[DATA SHOWN]
## begin
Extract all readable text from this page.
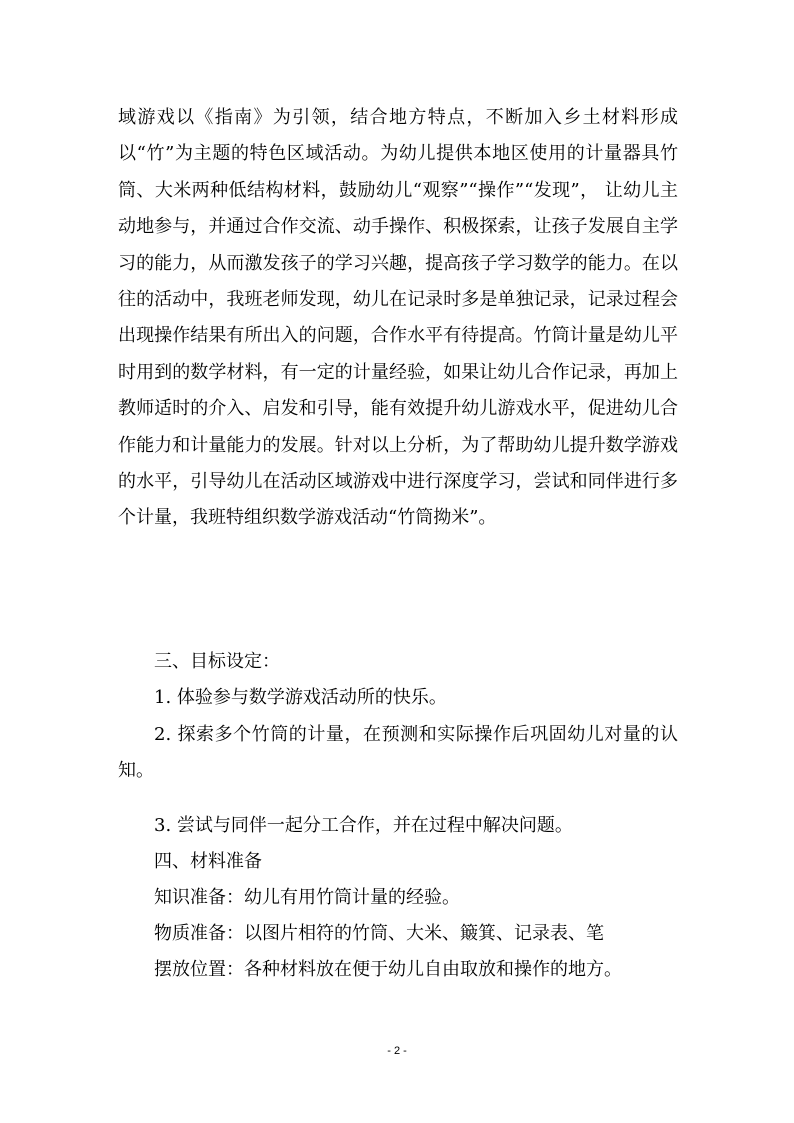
域游戏以《指南》为引领，结合地方特点，不断加入乡土材料形成以“竹”为主题的特色区域活动。为幼儿提供本地区使用的计量器具竹筒、大米两种低结构材料，鼓励幼儿“观察”“操作”“发现”， 让幼儿主动地参与，并通过合作交流、动手操作、积极探索，让孩子发展自主学习的能力，从而激发孩子的学习兴趣，提高孩子学习数学的能力。在以往的活动中，我班老师发现，幼儿在记录时多是单独记录，记录过程会出现操作结果有所出入的问题，合作水平有待提高。竹筒计量是幼儿平时用到的数学材料，有一定的计量经验，如果让幼儿合作记录，再加上教师适时的介入、启发和引导，能有效提升幼儿游戏水平，促进幼儿合作能力和计量能力的发展。针对以上分析，为了帮助幼儿提升数学游戏的水平，引导幼儿在活动区域游戏中进行深度学习，尝试和同伴进行多个计量，我班特组织数学游戏活动“竹筒拗米”。

三、目标设定：

1. 体验参与数学游戏活动所的快乐。

2. 探索多个竹筒的计量，在预测和实际操作后巩固幼儿对量的认知。

3. 尝试与同伴一起分工合作，并在过程中解决问题。

四、材料准备

知识准备：幼儿有用竹筒计量的经验。

物质准备：以图片相符的竹筒、大米、簸箕、记录表、笔

摆放位置：各种材料放在便于幼儿自由取放和操作的地方。

- 2 -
## end
[EXERCISE INSTRUCTIONS] Every record above should be transcribed exactly; the pictures stay out of the copy.

[THE ANSWER]
Extract all readable text from this page.
域游戏以《指南》为引领，结合地方特点，不断加入乡土材料形成以“竹”为主题的特色区域活动。为幼儿提供本地区使用的计量器具竹筒、大米两种低结构材料，鼓励幼儿“观察”“操作”“发现”， 让幼儿主动地参与，并通过合作交流、动手操作、积极探索，让孩子发展自主学习的能力，从而激发孩子的学习兴趣，提高孩子学习数学的能力。在以往的活动中，我班老师发现，幼儿在记录时多是单独记录，记录过程会出现操作结果有所出入的问题，合作水平有待提高。竹筒计量是幼儿平时用到的数学材料，有一定的计量经验，如果让幼儿合作记录，再加上教师适时的介入、启发和引导，能有效提升幼儿游戏水平，促进幼儿合作能力和计量能力的发展。针对以上分析，为了帮助幼儿提升数学游戏的水平，引导幼儿在活动区域游戏中进行深度学习，尝试和同伴进行多个计量，我班特组织数学游戏活动“竹筒拗米”。

三、目标设定：

1. 体验参与数学游戏活动所的快乐。

2. 探索多个竹筒的计量，在预测和实际操作后巩固幼儿对量的认知。

3. 尝试与同伴一起分工合作，并在过程中解决问题。

四、材料准备

知识准备：幼儿有用竹筒计量的经验。

物质准备：以图片相符的竹筒、大米、簸箕、记录表、笔

摆放位置：各种材料放在便于幼儿自由取放和操作的地方。

- 2 -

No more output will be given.